(Collected data)
** START **

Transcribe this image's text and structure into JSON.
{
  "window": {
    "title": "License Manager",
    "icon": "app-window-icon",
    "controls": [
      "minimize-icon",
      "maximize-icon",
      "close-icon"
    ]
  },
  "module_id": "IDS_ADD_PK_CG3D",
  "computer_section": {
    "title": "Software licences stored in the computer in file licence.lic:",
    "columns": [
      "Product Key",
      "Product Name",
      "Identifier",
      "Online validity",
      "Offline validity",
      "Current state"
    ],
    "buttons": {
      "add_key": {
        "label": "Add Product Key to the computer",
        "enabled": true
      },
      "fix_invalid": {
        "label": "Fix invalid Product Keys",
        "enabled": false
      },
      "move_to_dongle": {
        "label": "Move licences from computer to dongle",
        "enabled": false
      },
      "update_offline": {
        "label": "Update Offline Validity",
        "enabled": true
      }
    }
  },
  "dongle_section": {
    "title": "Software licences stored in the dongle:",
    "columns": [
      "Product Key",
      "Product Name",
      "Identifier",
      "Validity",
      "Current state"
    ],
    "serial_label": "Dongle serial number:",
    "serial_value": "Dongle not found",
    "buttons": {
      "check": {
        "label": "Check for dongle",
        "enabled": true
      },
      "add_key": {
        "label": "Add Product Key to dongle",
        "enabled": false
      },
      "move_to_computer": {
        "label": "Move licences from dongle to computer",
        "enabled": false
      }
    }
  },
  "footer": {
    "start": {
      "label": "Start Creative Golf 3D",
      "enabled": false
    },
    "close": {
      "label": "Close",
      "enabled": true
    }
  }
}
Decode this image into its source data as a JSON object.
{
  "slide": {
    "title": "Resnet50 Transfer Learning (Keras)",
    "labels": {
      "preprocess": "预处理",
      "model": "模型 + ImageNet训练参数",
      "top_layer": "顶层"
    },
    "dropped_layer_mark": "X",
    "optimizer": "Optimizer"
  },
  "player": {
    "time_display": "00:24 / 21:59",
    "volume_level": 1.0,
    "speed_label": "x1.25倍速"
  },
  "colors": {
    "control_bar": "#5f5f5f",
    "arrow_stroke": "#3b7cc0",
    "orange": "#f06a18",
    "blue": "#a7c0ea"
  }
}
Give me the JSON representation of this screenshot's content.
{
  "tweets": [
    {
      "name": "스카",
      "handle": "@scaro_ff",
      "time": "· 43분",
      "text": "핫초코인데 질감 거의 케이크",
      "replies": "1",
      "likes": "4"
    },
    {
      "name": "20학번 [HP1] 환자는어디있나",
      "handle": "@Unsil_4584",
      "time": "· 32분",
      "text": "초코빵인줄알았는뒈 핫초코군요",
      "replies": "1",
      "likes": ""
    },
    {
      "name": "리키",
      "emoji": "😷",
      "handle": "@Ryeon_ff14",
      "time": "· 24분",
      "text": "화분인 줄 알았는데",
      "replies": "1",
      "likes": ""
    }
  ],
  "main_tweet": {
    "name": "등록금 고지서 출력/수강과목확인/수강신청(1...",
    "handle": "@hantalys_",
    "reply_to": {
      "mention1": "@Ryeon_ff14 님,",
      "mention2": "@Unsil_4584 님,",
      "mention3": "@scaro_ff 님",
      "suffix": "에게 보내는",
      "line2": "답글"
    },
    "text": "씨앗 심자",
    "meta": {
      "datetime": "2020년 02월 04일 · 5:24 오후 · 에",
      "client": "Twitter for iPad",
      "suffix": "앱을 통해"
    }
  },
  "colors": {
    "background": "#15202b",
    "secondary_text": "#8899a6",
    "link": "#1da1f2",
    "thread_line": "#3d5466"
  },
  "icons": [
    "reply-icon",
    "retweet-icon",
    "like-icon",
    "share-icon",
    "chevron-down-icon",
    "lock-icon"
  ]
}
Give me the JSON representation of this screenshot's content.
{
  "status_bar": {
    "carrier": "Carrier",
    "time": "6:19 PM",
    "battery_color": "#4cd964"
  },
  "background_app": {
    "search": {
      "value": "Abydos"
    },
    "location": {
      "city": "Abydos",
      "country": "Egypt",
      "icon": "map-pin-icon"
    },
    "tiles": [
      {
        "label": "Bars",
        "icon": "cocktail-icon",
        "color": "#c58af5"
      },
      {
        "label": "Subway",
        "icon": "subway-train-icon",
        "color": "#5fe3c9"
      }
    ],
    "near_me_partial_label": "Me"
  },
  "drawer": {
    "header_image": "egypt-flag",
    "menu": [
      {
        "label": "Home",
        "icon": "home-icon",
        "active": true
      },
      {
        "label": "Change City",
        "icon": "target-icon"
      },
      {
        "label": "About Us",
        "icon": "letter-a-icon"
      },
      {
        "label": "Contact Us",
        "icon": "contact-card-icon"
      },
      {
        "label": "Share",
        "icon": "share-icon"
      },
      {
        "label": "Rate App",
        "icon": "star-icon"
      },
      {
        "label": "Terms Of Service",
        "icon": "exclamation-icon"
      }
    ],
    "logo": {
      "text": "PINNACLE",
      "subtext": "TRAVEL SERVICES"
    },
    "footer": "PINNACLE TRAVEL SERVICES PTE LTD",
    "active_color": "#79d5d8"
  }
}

** END **

- What you have to do -
Transcribe each record exactly. Leave nothing out.

- Completed exercise -
Transcribe this image's text and structure into JSON.
{
  "window": {
    "title": "License Manager",
    "icon": "app-window-icon",
    "controls": [
      "minimize-icon",
      "maximize-icon",
      "close-icon"
    ]
  },
  "module_id": "IDS_ADD_PK_CG3D",
  "computer_section": {
    "title": "Software licences stored in the computer in file licence.lic:",
    "columns": [
      "Product Key",
      "Product Name",
      "Identifier",
      "Online validity",
      "Offline validity",
      "Current state"
    ],
    "buttons": {
      "add_key": {
        "label": "Add Product Key to the computer",
        "enabled": true
      },
      "fix_invalid": {
        "label": "Fix invalid Product Keys",
        "enabled": false
      },
      "move_to_dongle": {
        "label": "Move licences from computer to dongle",
        "enabled": false
      },
      "update_offline": {
        "label": "Update Offline Validity",
        "enabled": true
      }
    }
  },
  "dongle_section": {
    "title": "Software licences stored in the dongle:",
    "columns": [
      "Product Key",
      "Product Name",
      "Identifier",
      "Validity",
      "Current state"
    ],
    "serial_label": "Dongle serial number:",
    "serial_value": "Dongle not found",
    "buttons": {
      "check": {
        "label": "Check for dongle",
        "enabled": true
      },
      "add_key": {
        "label": "Add Product Key to dongle",
        "enabled": false
      },
      "move_to_computer": {
        "label": "Move licences from dongle to computer",
        "enabled": false
      }
    }
  },
  "footer": {
    "start": {
      "label": "Start Creative Golf 3D",
      "enabled": false
    },
    "close": {
      "label": "Close",
      "enabled": true
    }
  }
}
Decode this image into its source data as a JSON object.
{
  "slide": {
    "title": "Resnet50 Transfer Learning (Keras)",
    "labels": {
      "preprocess": "预处理",
      "model": "模型 + ImageNet训练参数",
      "top_layer": "顶层"
    },
    "dropped_layer_mark": "X",
    "optimizer": "Optimizer"
  },
  "player": {
    "time_display": "00:24 / 21:59",
    "volume_level": 1.0,
    "speed_label": "x1.25倍速"
  },
  "colors": {
    "control_bar": "#5f5f5f",
    "arrow_stroke": "#3b7cc0",
    "orange": "#f06a18",
    "blue": "#a7c0ea"
  }
}
Give me the JSON representation of this screenshot's content.
{
  "tweets": [
    {
      "name": "스카",
      "handle": "@scaro_ff",
      "time": "· 43분",
      "text": "핫초코인데 질감 거의 케이크",
      "replies": "1",
      "likes": "4"
    },
    {
      "name": "20학번 [HP1] 환자는어디있나",
      "handle": "@Unsil_4584",
      "time": "· 32분",
      "text": "초코빵인줄알았는뒈 핫초코군요",
      "replies": "1",
      "likes": ""
    },
    {
      "name": "리키",
      "emoji": "😷",
      "handle": "@Ryeon_ff14",
      "time": "· 24분",
      "text": "화분인 줄 알았는데",
      "replies": "1",
      "likes": ""
    }
  ],
  "main_tweet": {
    "name": "등록금 고지서 출력/수강과목확인/수강신청(1...",
    "handle": "@hantalys_",
    "reply_to": {
      "mention1": "@Ryeon_ff14 님,",
      "mention2": "@Unsil_4584 님,",
      "mention3": "@scaro_ff 님",
      "suffix": "에게 보내는",
      "line2": "답글"
    },
    "text": "씨앗 심자",
    "meta": {
      "datetime": "2020년 02월 04일 · 5:24 오후 · 에",
      "client": "Twitter for iPad",
      "suffix": "앱을 통해"
    }
  },
  "colors": {
    "background": "#15202b",
    "secondary_text": "#8899a6",
    "link": "#1da1f2",
    "thread_line": "#3d5466"
  },
  "icons": [
    "reply-icon",
    "retweet-icon",
    "like-icon",
    "share-icon",
    "chevron-down-icon",
    "lock-icon"
  ]
}
Give me the JSON representation of this screenshot's content.
{
  "status_bar": {
    "carrier": "Carrier",
    "time": "6:19 PM",
    "battery_color": "#4cd964"
  },
  "background_app": {
    "search": {
      "value": "Abydos"
    },
    "location": {
      "city": "Abydos",
      "country": "Egypt",
      "icon": "map-pin-icon"
    },
    "tiles": [
      {
        "label": "Bars",
        "icon": "cocktail-icon",
        "color": "#c58af5"
      },
      {
        "label": "Subway",
        "icon": "subway-train-icon",
        "color": "#5fe3c9"
      }
    ],
    "near_me_partial_label": "Me"
  },
  "drawer": {
    "header_image": "egypt-flag",
    "menu": [
      {
        "label": "Home",
        "icon": "home-icon",
        "active": true
      },
      {
        "label": "Change City",
        "icon": "target-icon"
      },
      {
        "label": "About Us",
        "icon": "letter-a-icon"
      },
      {
        "label": "Contact Us",
        "icon": "contact-card-icon"
      },
      {
        "label": "Share",
        "icon": "share-icon"
      },
      {
        "label": "Rate App",
        "icon": "star-icon"
      },
      {
        "label": "Terms Of Service",
        "icon": "exclamation-icon"
      }
    ],
    "logo": {
      "text": "PINNACLE",
      "subtext": "TRAVEL SERVICES"
    },
    "footer": "PINNACLE TRAVEL SERVICES PTE LTD",
    "active_color": "#79d5d8"
  }
}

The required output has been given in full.